Examine the material below. Gather every line in which the string "best" appears.

Stored records:
◆ ◆ ◆ ◆ ◆ ◆ ◆
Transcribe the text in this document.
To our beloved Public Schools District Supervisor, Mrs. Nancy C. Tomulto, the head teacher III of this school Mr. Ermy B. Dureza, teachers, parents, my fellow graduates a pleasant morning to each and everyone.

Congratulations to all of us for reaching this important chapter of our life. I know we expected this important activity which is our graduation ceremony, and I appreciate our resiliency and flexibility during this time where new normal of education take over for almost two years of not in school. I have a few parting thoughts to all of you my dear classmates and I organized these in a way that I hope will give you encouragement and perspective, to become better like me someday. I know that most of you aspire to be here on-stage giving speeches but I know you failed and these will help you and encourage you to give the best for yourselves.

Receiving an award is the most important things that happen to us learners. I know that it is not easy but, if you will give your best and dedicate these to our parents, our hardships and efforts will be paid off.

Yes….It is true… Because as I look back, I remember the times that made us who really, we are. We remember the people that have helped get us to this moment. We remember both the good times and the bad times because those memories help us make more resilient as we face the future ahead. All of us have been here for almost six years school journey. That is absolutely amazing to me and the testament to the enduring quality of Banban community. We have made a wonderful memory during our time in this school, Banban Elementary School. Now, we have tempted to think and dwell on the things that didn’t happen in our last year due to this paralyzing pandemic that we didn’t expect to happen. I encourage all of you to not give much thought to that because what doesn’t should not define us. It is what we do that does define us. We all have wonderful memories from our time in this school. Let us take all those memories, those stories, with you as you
◆ ◆ ◆ ◆ ◆ ◆ ◆
- _Correct response_
Congratulations to all of us for reaching this important chapter of our life. I know we expected this important activity which is our graduation ceremony, and I appreciate our resiliency and flexibility during this time where new normal of education take over for almost two years of not in school. I have a few parting thoughts to all of you my dear classmates and I organized these in a way that I hope will give you encouragement and perspective, to become better like me someday. I know that most of you aspire to be here on-stage giving speeches but I know you failed and these will help you and encourage you to give the best for yourselves.
Receiving an award is the most important things that happen to us learners. I know that it is not easy but, if you will give your best and dedicate these to our parents, our hardships and efforts will be paid off.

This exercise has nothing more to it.